#### AUFGABENSTELLUNG:
Nennen Sie alle Orte, an denen laut dem Bericht über das Demminger Ritterturnier Ritterturniere stattfinden.

━━ TEXTAUSZUG

Demmingen Erstmals „hohe Minne“ in Demmingen

Demmingen / Laura Strahl 29.08.2018
Die Riedreiter veranstalten dieses Wochenende im „Ohrenparadies“ ein Turnier für jedermann.

In Stetten hat es schon lange Tradition, auf Burg Katzenstein gibt es seit 2017 zusätzlich zum Mittelaltermarkt ebenfalls ein Ritterturnier. Jetzt ist man auch in Demmingen auf dem Geschmack gekommen: Dieses Wochenende, 1. und 2. September, findet auf dem Gelände des Reit- und Wanderhofs Ohrenparadies (Mödingerstraße 14) erstmals ein Ritterturnier statt.

Im Gegensatz zu den beiden anderen Turnieren im Landkreis werden sich dort aber keine engagierten Ritter miteinander messen. Die Teilnehmer sind Vereinsmitglieder der Riedreiter Schwenningen sowie andere Reiter, die sich einmal im Lanzenstechen und Co. versuchen wollen. Wie Organisatorin Sabine Wallner beschreibt, kann jeder am Turnier teilnehmen: von Jung bis Alt, vom erfahrenen Reiter bis zum blutigen Anfänger.

Wer nicht reiten kann, dessen Pferd wird eben geführt. „Wir wollen einfach ein nettes Wochenende haben“, sagt Wallner. Aus diesem Grund werde auch nicht pedantisch auf Authentizität geachtet. Zwischen den mittelalterlichen Lagerstätten werden sich auch normale Zelte finden, außerdem Reiter mit Helm und auch Teilnehmer, die mit Esel statt Pferd teilnehmen. „Wir sehen das alles relativ locker“, beschreibt Wallner die Einstellung des Organisationsteams.

━━━━
━━ ANGEZEIGTE DATEN

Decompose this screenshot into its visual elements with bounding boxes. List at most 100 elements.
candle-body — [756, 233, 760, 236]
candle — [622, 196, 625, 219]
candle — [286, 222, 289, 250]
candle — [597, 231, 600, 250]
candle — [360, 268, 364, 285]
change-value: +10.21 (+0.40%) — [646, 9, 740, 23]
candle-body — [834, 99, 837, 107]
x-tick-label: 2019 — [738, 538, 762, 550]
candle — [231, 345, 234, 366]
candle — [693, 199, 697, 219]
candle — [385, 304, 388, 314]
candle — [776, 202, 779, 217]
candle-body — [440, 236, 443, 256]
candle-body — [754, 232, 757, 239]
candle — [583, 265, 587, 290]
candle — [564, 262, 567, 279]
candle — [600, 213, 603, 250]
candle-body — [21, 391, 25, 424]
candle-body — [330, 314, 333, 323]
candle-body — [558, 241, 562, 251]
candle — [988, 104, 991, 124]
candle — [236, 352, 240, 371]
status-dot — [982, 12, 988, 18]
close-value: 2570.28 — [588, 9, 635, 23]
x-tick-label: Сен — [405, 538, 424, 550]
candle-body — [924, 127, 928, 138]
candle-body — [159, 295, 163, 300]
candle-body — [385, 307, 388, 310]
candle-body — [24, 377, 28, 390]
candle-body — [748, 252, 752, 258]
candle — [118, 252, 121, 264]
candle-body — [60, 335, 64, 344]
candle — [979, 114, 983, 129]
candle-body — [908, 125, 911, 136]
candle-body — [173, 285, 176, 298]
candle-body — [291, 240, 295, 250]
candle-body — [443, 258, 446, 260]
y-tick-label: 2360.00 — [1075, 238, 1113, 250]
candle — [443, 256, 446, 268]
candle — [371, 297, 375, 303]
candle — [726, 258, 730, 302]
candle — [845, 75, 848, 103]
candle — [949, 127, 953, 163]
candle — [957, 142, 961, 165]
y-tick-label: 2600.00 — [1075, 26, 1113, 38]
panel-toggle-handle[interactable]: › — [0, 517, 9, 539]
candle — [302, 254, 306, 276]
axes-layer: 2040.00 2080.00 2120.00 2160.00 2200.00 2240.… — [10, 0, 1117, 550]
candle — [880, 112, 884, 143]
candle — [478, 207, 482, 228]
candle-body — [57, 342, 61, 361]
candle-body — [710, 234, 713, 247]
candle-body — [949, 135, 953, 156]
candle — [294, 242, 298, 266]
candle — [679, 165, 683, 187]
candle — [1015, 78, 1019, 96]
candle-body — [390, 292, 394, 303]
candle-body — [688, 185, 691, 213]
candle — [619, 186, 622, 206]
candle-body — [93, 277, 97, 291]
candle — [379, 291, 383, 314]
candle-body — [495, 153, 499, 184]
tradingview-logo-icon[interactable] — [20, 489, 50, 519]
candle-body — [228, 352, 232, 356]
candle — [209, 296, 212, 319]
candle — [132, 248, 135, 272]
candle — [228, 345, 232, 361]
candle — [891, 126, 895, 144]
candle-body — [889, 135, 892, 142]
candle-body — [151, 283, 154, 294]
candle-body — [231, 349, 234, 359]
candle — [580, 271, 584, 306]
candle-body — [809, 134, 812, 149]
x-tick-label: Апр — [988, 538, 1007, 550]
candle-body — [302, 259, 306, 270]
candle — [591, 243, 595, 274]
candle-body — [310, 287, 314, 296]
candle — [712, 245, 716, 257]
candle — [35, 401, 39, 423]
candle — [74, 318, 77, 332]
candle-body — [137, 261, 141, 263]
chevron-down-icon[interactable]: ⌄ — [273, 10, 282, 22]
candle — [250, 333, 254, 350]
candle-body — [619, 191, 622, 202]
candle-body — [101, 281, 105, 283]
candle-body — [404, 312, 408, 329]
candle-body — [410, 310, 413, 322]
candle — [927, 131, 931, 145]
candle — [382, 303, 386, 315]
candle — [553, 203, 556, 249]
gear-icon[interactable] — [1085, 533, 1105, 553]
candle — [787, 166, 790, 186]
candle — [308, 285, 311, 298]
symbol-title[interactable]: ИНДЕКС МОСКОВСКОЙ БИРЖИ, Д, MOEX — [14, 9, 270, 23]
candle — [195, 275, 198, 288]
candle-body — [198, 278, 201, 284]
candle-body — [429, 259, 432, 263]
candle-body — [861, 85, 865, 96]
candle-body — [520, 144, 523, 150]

━━━━

#### LÖSUNG:
- Stetten
- Burg Katzenstein
- Demmingen (Gelände des Reit- und Wanderhofs Ohrenparadies, Mödingerstraße 14)